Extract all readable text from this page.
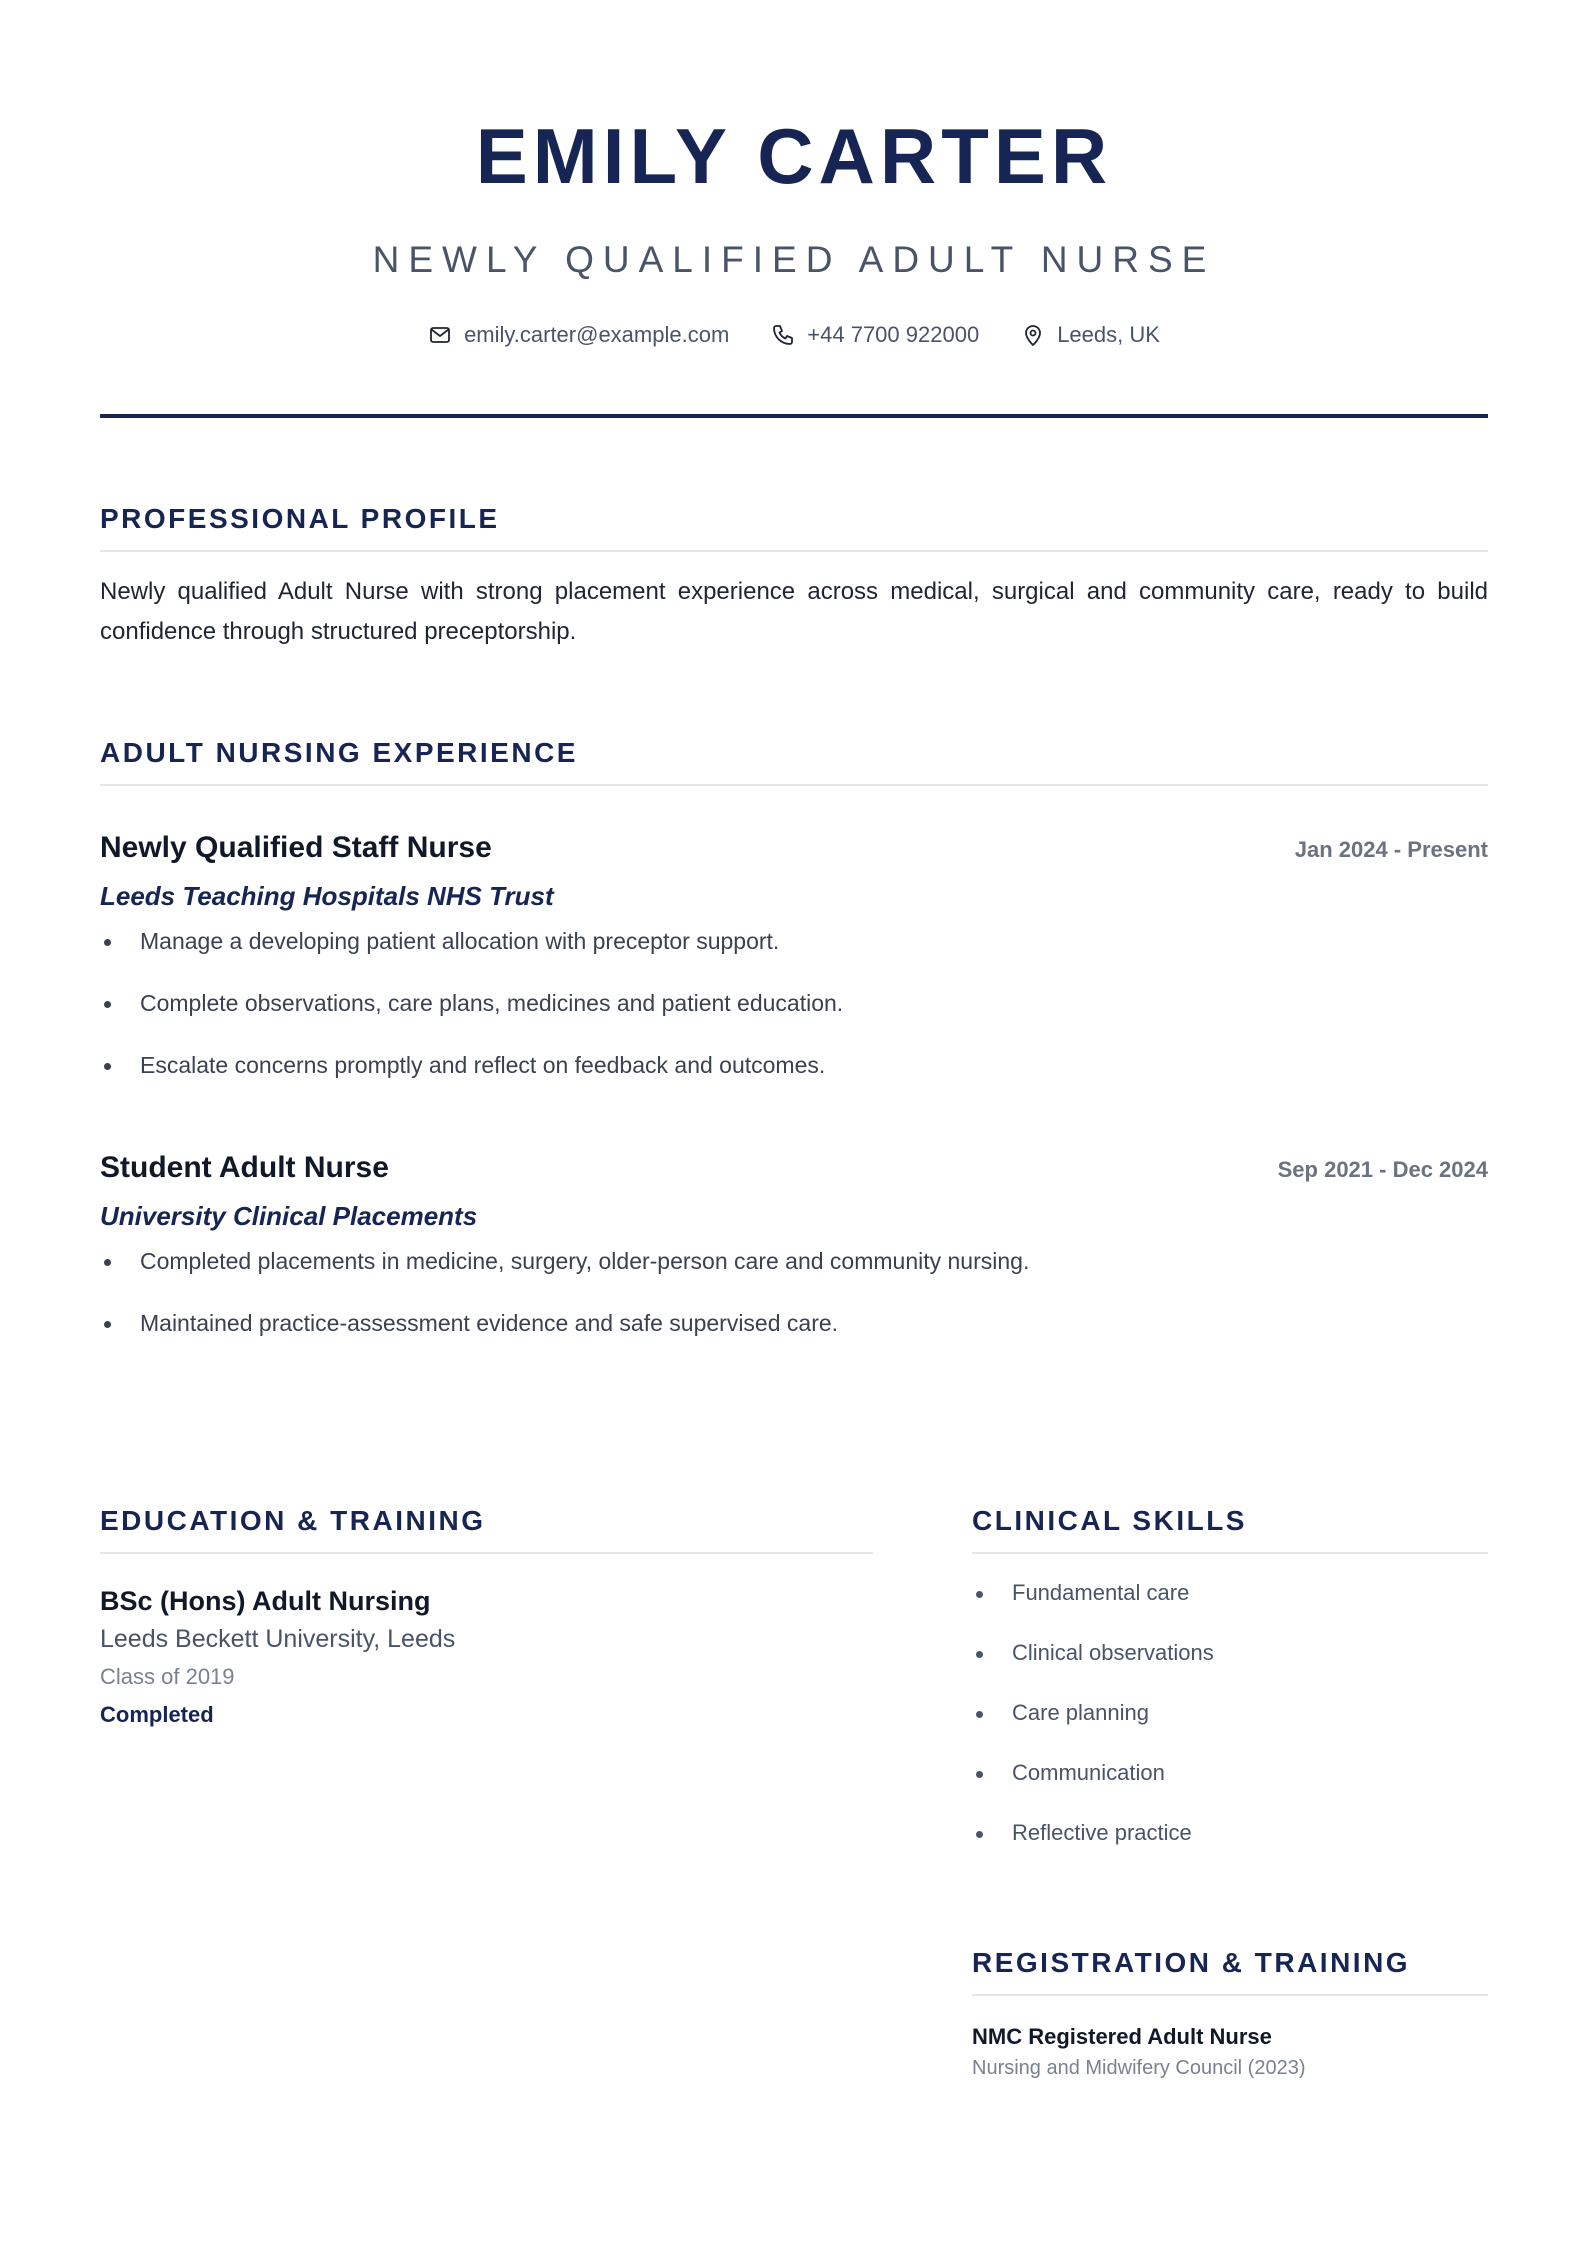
EMILY CARTER
NEWLY QUALIFIED ADULT NURSE
emily.carter@example.com	+44 7700 922000	Leeds, UK
PROFESSIONAL PROFILE

Newly qualified Adult Nurse with strong placement experience across medical, surgical and community care, ready to build confidence through structured preceptorship.

ADULT NURSING EXPERIENCE
Newly Qualified Staff Nurse	Jan 2024 - Present
Leeds Teaching Hospitals NHS Trust
Manage a developing patient allocation with preceptor support.
Complete observations, care plans, medicines and patient education.
Escalate concerns promptly and reflect on feedback and outcomes.
Student Adult Nurse	Sep 2021 - Dec 2024
University Clinical Placements
Completed placements in medicine, surgery, older-person care and community nursing.
Maintained practice-assessment evidence and safe supervised care.
EDUCATION & TRAINING
BSc (Hons) Adult Nursing
Leeds Beckett University, Leeds
Class of 2019
Completed
CLINICAL SKILLS
Fundamental care
Clinical observations
Care planning
Communication
Reflective practice
REGISTRATION & TRAINING
NMC Registered Adult Nurse
Nursing and Midwifery Council (2023)
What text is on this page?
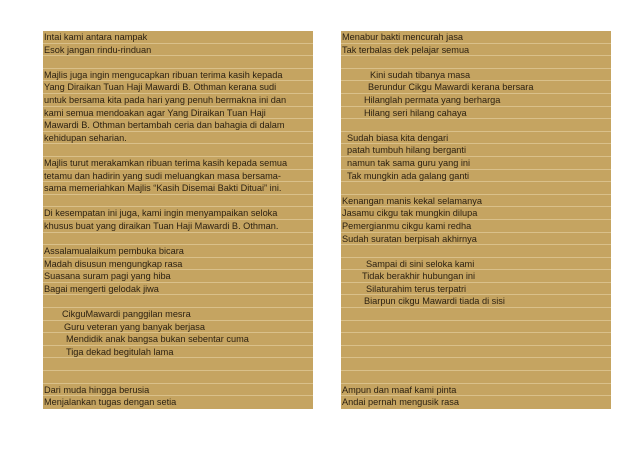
Intai kami antara nampak
Esok jangan rindu-rinduan
Majlis juga ingin mengucapkan ribuan terima kasih kepada
Yang Diraikan Tuan Haji Mawardi B. Othman kerana sudi
untuk bersama kita pada hari yang penuh bermakna ini dan
kami semua mendoakan agar Yang Diraikan Tuan Haji
Mawardi B. Othman bertambah ceria dan bahagia di dalam
kehidupan seharian.
Majlis turut merakamkan ribuan terima kasih kepada semua
tetamu dan hadirin yang sudi meluangkan masa bersama-
sama memeriahkan Majlis “Kasih Disemai Bakti Dituai” ini.
Di kesempatan ini juga, kami ingin menyampaikan seloka
khusus buat yang diraikan Tuan Haji Mawardi B. Othman.
Assalamualaikum pembuka bicara
Madah disusun mengungkap rasa
Suasana suram pagi yang hiba
Bagai mengerti gelodak jiwa
CikguMawardi panggilan mesra
Guru veteran yang banyak berjasa
Mendidik anak bangsa bukan sebentar cuma
Tiga dekad begitulah lama
Dari muda hingga berusia
Menjalankan tugas dengan setia
Menabur bakti mencurah jasa
Tak terbalas dek pelajar semua
Kini sudah tibanya masa
Berundur Cikgu Mawardi kerana bersara
Hilanglah permata yang berharga
Hilang seri hilang cahaya
Sudah biasa kita dengari
patah tumbuh hilang berganti
namun tak sama guru yang ini
Tak mungkin ada galang ganti
Kenangan manis kekal selamanya
Jasamu cikgu tak mungkin dilupa
Pemergianmu cikgu kami redha
Sudah suratan berpisah akhirnya
Sampai di sini seloka kami
Tidak berakhir hubungan ini
Silaturahim terus terpatri
Biarpun cikgu Mawardi tiada di sisi
Ampun dan maaf kami pinta
Andai pernah mengusik rasa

* _TASK DETAILS_:
Reproduce each entry verbatim, excluding any embedded images.

* _OUTPUT OF THE TASK_:
Extract all readable text from this page.
EMILY CARTER
NEWLY QUALIFIED ADULT NURSE
emily.carter@example.com	+44 7700 922000	Leeds, UK
PROFESSIONAL PROFILE

Newly qualified Adult Nurse with strong placement experience across medical, surgical and community care, ready to build confidence through structured preceptorship.

ADULT NURSING EXPERIENCE
Newly Qualified Staff Nurse	Jan 2024 - Present
Leeds Teaching Hospitals NHS Trust
Manage a developing patient allocation with preceptor support.
Complete observations, care plans, medicines and patient education.
Escalate concerns promptly and reflect on feedback and outcomes.
Student Adult Nurse	Sep 2021 - Dec 2024
University Clinical Placements
Completed placements in medicine, surgery, older-person care and community nursing.
Maintained practice-assessment evidence and safe supervised care.
EDUCATION & TRAINING
BSc (Hons) Adult Nursing
Leeds Beckett University, Leeds
Class of 2019
Completed
CLINICAL SKILLS
Fundamental care
Clinical observations
Care planning
Communication
Reflective practice
REGISTRATION & TRAINING
NMC Registered Adult Nurse
Nursing and Midwifery Council (2023)
What text is on this page?
Intai kami antara nampak
Esok jangan rindu-rinduan
Majlis juga ingin mengucapkan ribuan terima kasih kepada
Yang Diraikan Tuan Haji Mawardi B. Othman kerana sudi
untuk bersama kita pada hari yang penuh bermakna ini dan
kami semua mendoakan agar Yang Diraikan Tuan Haji
Mawardi B. Othman bertambah ceria dan bahagia di dalam
kehidupan seharian.
Majlis turut merakamkan ribuan terima kasih kepada semua
tetamu dan hadirin yang sudi meluangkan masa bersama-
sama memeriahkan Majlis “Kasih Disemai Bakti Dituai” ini.
Di kesempatan ini juga, kami ingin menyampaikan seloka
khusus buat yang diraikan Tuan Haji Mawardi B. Othman.
Assalamualaikum pembuka bicara
Madah disusun mengungkap rasa
Suasana suram pagi yang hiba
Bagai mengerti gelodak jiwa
CikguMawardi panggilan mesra
Guru veteran yang banyak berjasa
Mendidik anak bangsa bukan sebentar cuma
Tiga dekad begitulah lama
Dari muda hingga berusia
Menjalankan tugas dengan setia
Menabur bakti mencurah jasa
Tak terbalas dek pelajar semua
Kini sudah tibanya masa
Berundur Cikgu Mawardi kerana bersara
Hilanglah permata yang berharga
Hilang seri hilang cahaya
Sudah biasa kita dengari
patah tumbuh hilang berganti
namun tak sama guru yang ini
Tak mungkin ada galang ganti
Kenangan manis kekal selamanya
Jasamu cikgu tak mungkin dilupa
Pemergianmu cikgu kami redha
Sudah suratan berpisah akhirnya
Sampai di sini seloka kami
Tidak berakhir hubungan ini
Silaturahim terus terpatri
Biarpun cikgu Mawardi tiada di sisi
Ampun dan maaf kami pinta
Andai pernah mengusik rasa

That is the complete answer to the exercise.